## Supplied records
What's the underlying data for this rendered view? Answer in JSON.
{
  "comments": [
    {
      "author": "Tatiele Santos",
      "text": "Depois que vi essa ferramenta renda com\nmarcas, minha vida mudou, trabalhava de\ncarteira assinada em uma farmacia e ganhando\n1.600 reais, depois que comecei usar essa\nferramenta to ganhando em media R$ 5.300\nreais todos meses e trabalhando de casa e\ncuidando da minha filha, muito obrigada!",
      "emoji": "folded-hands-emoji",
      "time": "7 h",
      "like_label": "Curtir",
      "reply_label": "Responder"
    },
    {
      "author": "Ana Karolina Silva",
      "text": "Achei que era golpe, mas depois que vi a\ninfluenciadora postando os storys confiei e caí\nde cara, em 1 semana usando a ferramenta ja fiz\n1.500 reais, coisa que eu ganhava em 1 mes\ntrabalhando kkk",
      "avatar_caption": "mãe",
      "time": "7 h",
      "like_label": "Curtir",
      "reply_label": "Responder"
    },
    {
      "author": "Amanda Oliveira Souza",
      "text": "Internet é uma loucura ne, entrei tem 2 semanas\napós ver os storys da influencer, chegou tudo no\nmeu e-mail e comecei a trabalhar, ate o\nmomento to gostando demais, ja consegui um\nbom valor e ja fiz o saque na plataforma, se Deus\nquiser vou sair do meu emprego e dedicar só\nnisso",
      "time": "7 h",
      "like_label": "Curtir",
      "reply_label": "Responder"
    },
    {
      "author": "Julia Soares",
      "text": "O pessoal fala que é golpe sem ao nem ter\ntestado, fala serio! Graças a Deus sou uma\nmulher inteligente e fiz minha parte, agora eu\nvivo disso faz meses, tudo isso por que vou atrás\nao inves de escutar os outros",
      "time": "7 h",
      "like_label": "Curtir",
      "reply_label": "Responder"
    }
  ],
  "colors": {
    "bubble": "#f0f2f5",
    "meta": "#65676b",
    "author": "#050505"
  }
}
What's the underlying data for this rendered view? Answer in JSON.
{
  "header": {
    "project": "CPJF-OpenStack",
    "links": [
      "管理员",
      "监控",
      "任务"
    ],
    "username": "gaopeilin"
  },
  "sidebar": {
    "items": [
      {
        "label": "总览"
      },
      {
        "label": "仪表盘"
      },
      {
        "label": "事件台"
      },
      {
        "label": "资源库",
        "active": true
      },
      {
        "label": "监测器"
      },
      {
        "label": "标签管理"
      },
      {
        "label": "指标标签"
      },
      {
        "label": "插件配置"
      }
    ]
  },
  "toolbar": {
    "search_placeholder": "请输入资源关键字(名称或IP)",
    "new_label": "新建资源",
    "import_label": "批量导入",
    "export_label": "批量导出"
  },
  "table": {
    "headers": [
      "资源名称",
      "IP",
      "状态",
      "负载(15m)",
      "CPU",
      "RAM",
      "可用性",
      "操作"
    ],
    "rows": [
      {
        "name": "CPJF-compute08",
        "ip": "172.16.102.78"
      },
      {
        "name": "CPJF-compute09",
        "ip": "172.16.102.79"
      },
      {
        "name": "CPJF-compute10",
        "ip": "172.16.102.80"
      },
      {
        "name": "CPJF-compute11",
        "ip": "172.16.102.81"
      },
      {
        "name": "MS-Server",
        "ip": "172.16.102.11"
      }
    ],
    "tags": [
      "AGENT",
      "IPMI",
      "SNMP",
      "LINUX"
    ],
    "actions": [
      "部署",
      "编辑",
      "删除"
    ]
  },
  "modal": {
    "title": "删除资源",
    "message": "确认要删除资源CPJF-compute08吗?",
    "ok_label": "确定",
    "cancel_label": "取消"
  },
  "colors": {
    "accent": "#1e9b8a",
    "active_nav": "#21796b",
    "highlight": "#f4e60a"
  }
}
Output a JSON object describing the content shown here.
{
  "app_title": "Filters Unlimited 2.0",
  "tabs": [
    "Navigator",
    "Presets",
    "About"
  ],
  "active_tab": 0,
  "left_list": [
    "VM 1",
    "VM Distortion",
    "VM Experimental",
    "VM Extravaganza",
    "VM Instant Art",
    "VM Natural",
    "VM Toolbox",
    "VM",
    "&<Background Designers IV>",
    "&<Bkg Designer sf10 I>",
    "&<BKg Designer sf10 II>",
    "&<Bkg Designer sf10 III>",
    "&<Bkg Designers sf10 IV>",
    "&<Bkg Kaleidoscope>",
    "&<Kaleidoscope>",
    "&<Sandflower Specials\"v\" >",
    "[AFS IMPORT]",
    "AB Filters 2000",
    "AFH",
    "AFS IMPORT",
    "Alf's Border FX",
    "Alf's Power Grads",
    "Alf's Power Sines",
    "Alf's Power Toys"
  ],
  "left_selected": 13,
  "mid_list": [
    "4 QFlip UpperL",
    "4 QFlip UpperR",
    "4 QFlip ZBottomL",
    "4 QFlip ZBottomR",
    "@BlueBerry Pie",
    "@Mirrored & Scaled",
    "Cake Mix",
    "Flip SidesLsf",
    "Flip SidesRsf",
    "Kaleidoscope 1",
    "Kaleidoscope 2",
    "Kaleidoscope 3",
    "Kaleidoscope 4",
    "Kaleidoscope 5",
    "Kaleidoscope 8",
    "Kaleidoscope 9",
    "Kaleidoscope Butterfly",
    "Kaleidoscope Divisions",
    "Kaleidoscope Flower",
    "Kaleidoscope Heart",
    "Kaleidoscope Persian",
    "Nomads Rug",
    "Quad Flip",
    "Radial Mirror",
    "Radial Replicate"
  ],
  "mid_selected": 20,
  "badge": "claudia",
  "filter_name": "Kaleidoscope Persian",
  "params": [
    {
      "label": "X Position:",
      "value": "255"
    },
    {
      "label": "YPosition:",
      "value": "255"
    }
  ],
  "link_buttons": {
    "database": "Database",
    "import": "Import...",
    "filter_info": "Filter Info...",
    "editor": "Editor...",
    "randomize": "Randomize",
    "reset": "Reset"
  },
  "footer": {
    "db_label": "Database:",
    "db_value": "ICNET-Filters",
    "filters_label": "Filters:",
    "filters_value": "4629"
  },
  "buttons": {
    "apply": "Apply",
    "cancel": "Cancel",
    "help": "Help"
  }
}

## Work to do
Pull out each record as written and restate it exactly.

## Output below
What's the underlying data for this rendered view? Answer in JSON.
{
  "comments": [
    {
      "author": "Tatiele Santos",
      "text": "Depois que vi essa ferramenta renda com\nmarcas, minha vida mudou, trabalhava de\ncarteira assinada em uma farmacia e ganhando\n1.600 reais, depois que comecei usar essa\nferramenta to ganhando em media R$ 5.300\nreais todos meses e trabalhando de casa e\ncuidando da minha filha, muito obrigada!",
      "emoji": "folded-hands-emoji",
      "time": "7 h",
      "like_label": "Curtir",
      "reply_label": "Responder"
    },
    {
      "author": "Ana Karolina Silva",
      "text": "Achei que era golpe, mas depois que vi a\ninfluenciadora postando os storys confiei e caí\nde cara, em 1 semana usando a ferramenta ja fiz\n1.500 reais, coisa que eu ganhava em 1 mes\ntrabalhando kkk",
      "avatar_caption": "mãe",
      "time": "7 h",
      "like_label": "Curtir",
      "reply_label": "Responder"
    },
    {
      "author": "Amanda Oliveira Souza",
      "text": "Internet é uma loucura ne, entrei tem 2 semanas\napós ver os storys da influencer, chegou tudo no\nmeu e-mail e comecei a trabalhar, ate o\nmomento to gostando demais, ja consegui um\nbom valor e ja fiz o saque na plataforma, se Deus\nquiser vou sair do meu emprego e dedicar só\nnisso",
      "time": "7 h",
      "like_label": "Curtir",
      "reply_label": "Responder"
    },
    {
      "author": "Julia Soares",
      "text": "O pessoal fala que é golpe sem ao nem ter\ntestado, fala serio! Graças a Deus sou uma\nmulher inteligente e fiz minha parte, agora eu\nvivo disso faz meses, tudo isso por que vou atrás\nao inves de escutar os outros",
      "time": "7 h",
      "like_label": "Curtir",
      "reply_label": "Responder"
    }
  ],
  "colors": {
    "bubble": "#f0f2f5",
    "meta": "#65676b",
    "author": "#050505"
  }
}
What's the underlying data for this rendered view? Answer in JSON.
{
  "header": {
    "project": "CPJF-OpenStack",
    "links": [
      "管理员",
      "监控",
      "任务"
    ],
    "username": "gaopeilin"
  },
  "sidebar": {
    "items": [
      {
        "label": "总览"
      },
      {
        "label": "仪表盘"
      },
      {
        "label": "事件台"
      },
      {
        "label": "资源库",
        "active": true
      },
      {
        "label": "监测器"
      },
      {
        "label": "标签管理"
      },
      {
        "label": "指标标签"
      },
      {
        "label": "插件配置"
      }
    ]
  },
  "toolbar": {
    "search_placeholder": "请输入资源关键字(名称或IP)",
    "new_label": "新建资源",
    "import_label": "批量导入",
    "export_label": "批量导出"
  },
  "table": {
    "headers": [
      "资源名称",
      "IP",
      "状态",
      "负载(15m)",
      "CPU",
      "RAM",
      "可用性",
      "操作"
    ],
    "rows": [
      {
        "name": "CPJF-compute08",
        "ip": "172.16.102.78"
      },
      {
        "name": "CPJF-compute09",
        "ip": "172.16.102.79"
      },
      {
        "name": "CPJF-compute10",
        "ip": "172.16.102.80"
      },
      {
        "name": "CPJF-compute11",
        "ip": "172.16.102.81"
      },
      {
        "name": "MS-Server",
        "ip": "172.16.102.11"
      }
    ],
    "tags": [
      "AGENT",
      "IPMI",
      "SNMP",
      "LINUX"
    ],
    "actions": [
      "部署",
      "编辑",
      "删除"
    ]
  },
  "modal": {
    "title": "删除资源",
    "message": "确认要删除资源CPJF-compute08吗?",
    "ok_label": "确定",
    "cancel_label": "取消"
  },
  "colors": {
    "accent": "#1e9b8a",
    "active_nav": "#21796b",
    "highlight": "#f4e60a"
  }
}
Output a JSON object describing the content shown here.
{
  "app_title": "Filters Unlimited 2.0",
  "tabs": [
    "Navigator",
    "Presets",
    "About"
  ],
  "active_tab": 0,
  "left_list": [
    "VM 1",
    "VM Distortion",
    "VM Experimental",
    "VM Extravaganza",
    "VM Instant Art",
    "VM Natural",
    "VM Toolbox",
    "VM",
    "&<Background Designers IV>",
    "&<Bkg Designer sf10 I>",
    "&<BKg Designer sf10 II>",
    "&<Bkg Designer sf10 III>",
    "&<Bkg Designers sf10 IV>",
    "&<Bkg Kaleidoscope>",
    "&<Kaleidoscope>",
    "&<Sandflower Specials\"v\" >",
    "[AFS IMPORT]",
    "AB Filters 2000",
    "AFH",
    "AFS IMPORT",
    "Alf's Border FX",
    "Alf's Power Grads",
    "Alf's Power Sines",
    "Alf's Power Toys"
  ],
  "left_selected": 13,
  "mid_list": [
    "4 QFlip UpperL",
    "4 QFlip UpperR",
    "4 QFlip ZBottomL",
    "4 QFlip ZBottomR",
    "@BlueBerry Pie",
    "@Mirrored & Scaled",
    "Cake Mix",
    "Flip SidesLsf",
    "Flip SidesRsf",
    "Kaleidoscope 1",
    "Kaleidoscope 2",
    "Kaleidoscope 3",
    "Kaleidoscope 4",
    "Kaleidoscope 5",
    "Kaleidoscope 8",
    "Kaleidoscope 9",
    "Kaleidoscope Butterfly",
    "Kaleidoscope Divisions",
    "Kaleidoscope Flower",
    "Kaleidoscope Heart",
    "Kaleidoscope Persian",
    "Nomads Rug",
    "Quad Flip",
    "Radial Mirror",
    "Radial Replicate"
  ],
  "mid_selected": 20,
  "badge": "claudia",
  "filter_name": "Kaleidoscope Persian",
  "params": [
    {
      "label": "X Position:",
      "value": "255"
    },
    {
      "label": "YPosition:",
      "value": "255"
    }
  ],
  "link_buttons": {
    "database": "Database",
    "import": "Import...",
    "filter_info": "Filter Info...",
    "editor": "Editor...",
    "randomize": "Randomize",
    "reset": "Reset"
  },
  "footer": {
    "db_label": "Database:",
    "db_value": "ICNET-Filters",
    "filters_label": "Filters:",
    "filters_value": "4629"
  },
  "buttons": {
    "apply": "Apply",
    "cancel": "Cancel",
    "help": "Help"
  }
}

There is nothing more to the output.